━━━ DATASET ENTRIES ━━━

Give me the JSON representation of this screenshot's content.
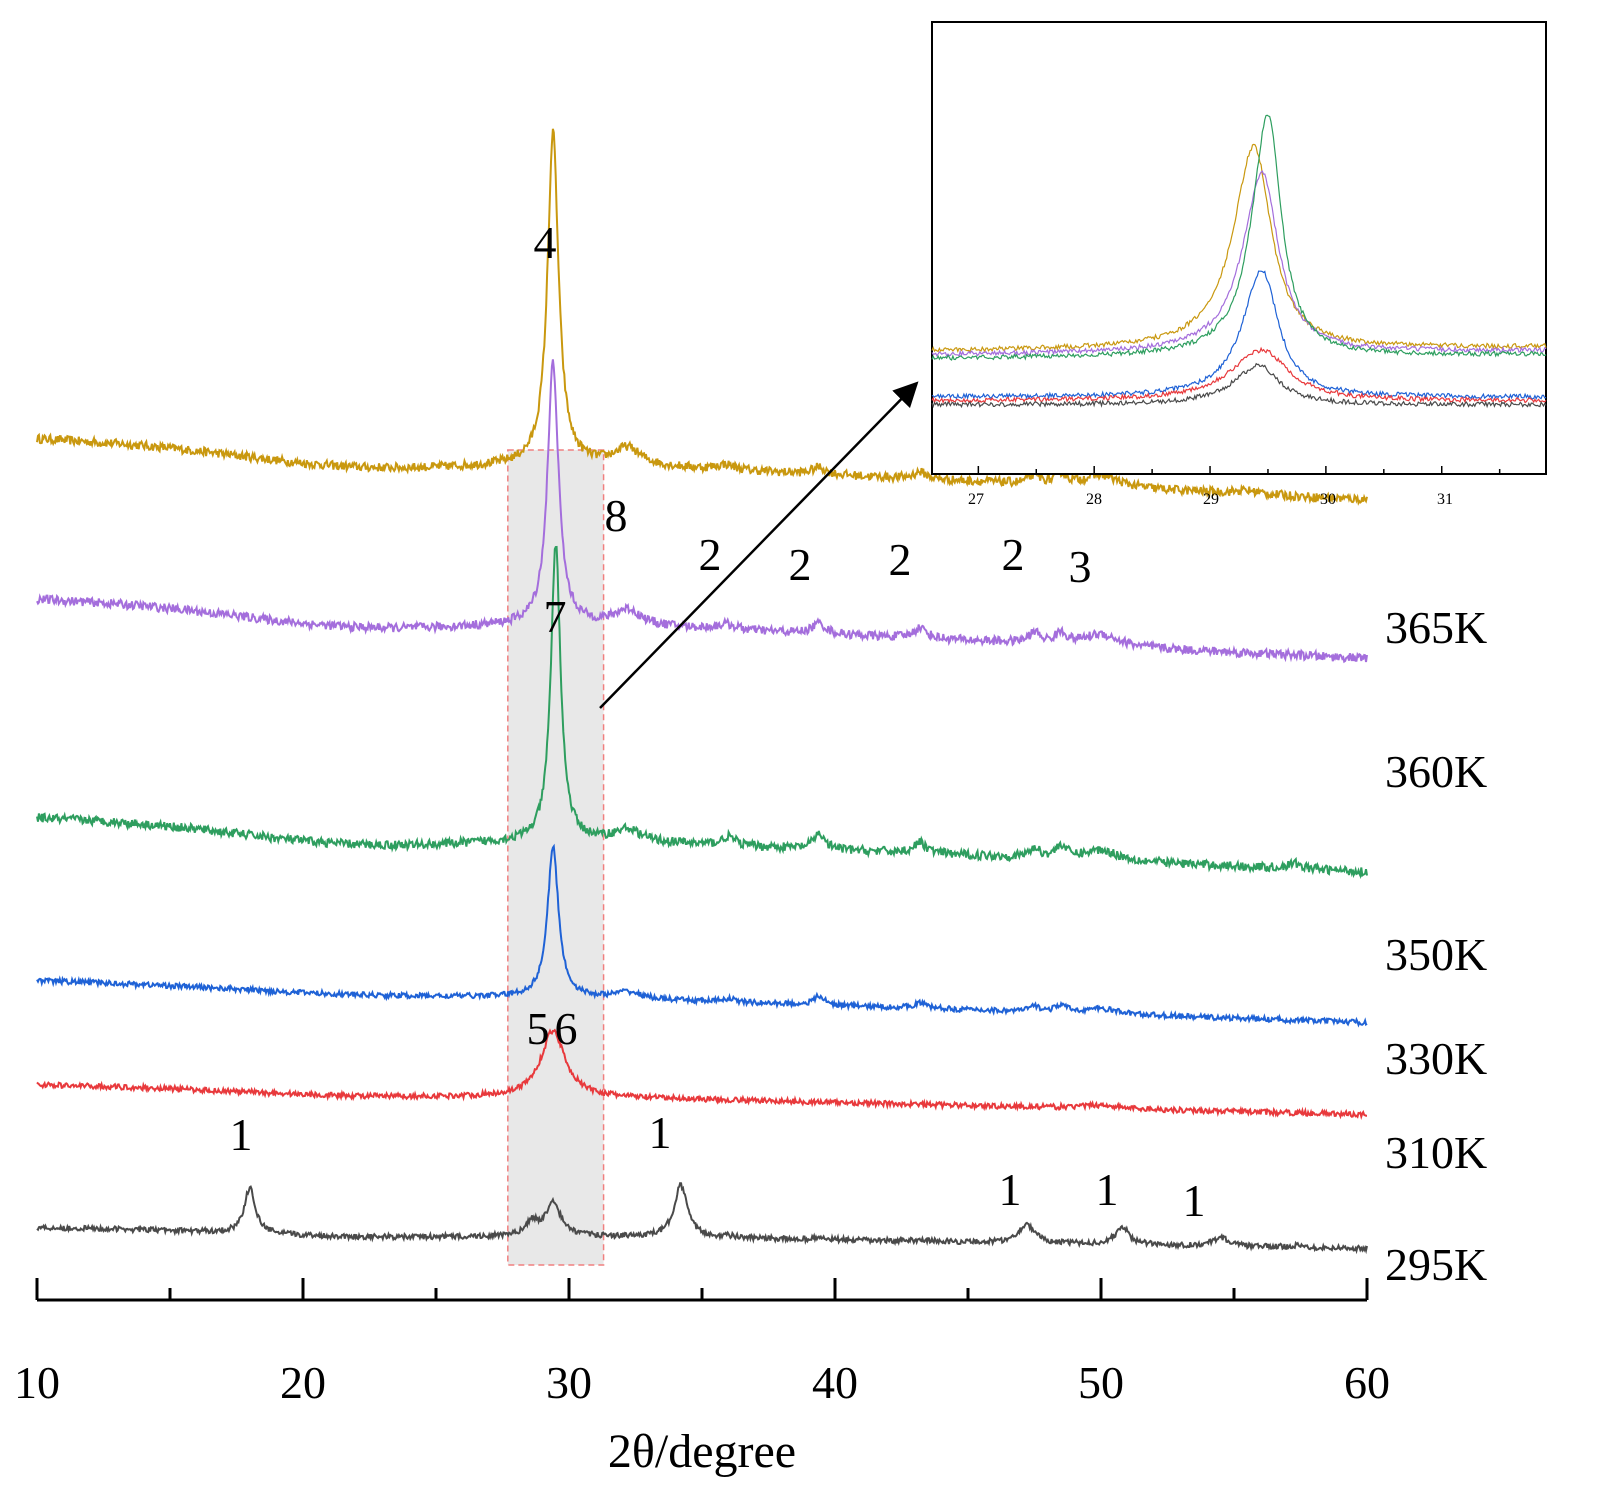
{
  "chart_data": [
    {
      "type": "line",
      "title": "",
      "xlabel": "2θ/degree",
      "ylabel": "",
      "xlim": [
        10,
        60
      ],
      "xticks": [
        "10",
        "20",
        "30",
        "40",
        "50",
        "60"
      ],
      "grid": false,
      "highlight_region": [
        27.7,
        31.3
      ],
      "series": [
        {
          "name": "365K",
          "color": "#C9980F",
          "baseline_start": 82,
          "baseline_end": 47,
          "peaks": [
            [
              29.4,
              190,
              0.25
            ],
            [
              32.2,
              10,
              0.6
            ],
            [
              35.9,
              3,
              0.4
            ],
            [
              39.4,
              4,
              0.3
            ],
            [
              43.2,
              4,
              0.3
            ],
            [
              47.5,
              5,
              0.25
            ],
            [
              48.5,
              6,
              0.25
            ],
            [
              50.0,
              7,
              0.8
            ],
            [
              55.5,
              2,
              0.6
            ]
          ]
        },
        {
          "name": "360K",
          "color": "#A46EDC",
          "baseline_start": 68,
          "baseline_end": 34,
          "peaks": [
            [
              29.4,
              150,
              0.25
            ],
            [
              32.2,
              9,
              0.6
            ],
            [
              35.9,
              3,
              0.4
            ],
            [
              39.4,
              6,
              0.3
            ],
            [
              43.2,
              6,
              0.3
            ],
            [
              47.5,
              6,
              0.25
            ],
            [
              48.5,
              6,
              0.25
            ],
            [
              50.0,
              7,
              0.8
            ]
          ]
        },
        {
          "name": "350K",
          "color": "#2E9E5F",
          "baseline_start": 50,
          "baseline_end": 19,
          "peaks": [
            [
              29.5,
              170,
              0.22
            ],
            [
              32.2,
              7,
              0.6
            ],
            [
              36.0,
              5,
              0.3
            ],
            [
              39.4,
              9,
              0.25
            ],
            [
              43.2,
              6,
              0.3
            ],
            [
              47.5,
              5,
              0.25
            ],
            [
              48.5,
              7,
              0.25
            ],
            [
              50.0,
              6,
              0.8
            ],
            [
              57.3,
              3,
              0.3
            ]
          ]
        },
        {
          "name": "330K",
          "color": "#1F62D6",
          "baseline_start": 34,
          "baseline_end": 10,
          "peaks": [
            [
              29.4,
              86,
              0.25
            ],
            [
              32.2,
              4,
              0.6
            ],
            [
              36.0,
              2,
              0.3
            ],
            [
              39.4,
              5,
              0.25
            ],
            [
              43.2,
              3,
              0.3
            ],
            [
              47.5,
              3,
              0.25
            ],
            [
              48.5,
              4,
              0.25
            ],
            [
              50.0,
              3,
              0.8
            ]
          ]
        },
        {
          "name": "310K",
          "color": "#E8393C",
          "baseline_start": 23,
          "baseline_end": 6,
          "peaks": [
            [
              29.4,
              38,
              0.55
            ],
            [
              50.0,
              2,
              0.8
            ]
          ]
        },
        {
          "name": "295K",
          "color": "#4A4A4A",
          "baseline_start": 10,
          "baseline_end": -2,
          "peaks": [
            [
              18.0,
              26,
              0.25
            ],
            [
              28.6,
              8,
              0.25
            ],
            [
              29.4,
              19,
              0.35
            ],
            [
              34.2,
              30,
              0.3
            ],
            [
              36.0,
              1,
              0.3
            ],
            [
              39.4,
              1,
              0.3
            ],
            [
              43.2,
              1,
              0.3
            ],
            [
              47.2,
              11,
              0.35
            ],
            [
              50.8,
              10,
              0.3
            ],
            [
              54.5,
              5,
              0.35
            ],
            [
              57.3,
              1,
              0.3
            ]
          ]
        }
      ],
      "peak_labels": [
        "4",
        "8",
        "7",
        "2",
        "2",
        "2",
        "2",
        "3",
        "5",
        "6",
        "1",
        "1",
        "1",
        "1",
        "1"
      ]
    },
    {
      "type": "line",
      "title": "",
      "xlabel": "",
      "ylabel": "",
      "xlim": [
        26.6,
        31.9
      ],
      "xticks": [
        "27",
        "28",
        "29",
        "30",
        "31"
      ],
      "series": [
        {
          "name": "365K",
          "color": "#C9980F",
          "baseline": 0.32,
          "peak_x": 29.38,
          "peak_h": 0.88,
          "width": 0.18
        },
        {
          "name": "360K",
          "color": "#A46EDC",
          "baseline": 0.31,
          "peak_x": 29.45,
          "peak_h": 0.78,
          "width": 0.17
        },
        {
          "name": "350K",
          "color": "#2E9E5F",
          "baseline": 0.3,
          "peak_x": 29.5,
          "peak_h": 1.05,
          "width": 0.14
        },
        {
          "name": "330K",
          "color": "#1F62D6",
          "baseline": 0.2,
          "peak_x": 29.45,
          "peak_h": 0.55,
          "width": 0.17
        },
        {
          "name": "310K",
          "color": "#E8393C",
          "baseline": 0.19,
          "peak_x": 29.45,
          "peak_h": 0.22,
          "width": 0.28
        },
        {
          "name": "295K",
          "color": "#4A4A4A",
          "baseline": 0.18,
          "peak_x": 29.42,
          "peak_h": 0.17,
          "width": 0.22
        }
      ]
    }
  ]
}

━━━

● **AIM OF THE TASK**
Only lines that contain the word "width" are wanted; copy each of them.

● **RESULT OF THIS TASK**
          "width": 0.18
          "width": 0.17
          "width": 0.14
          "width": 0.17
          "width": 0.28
          "width": 0.22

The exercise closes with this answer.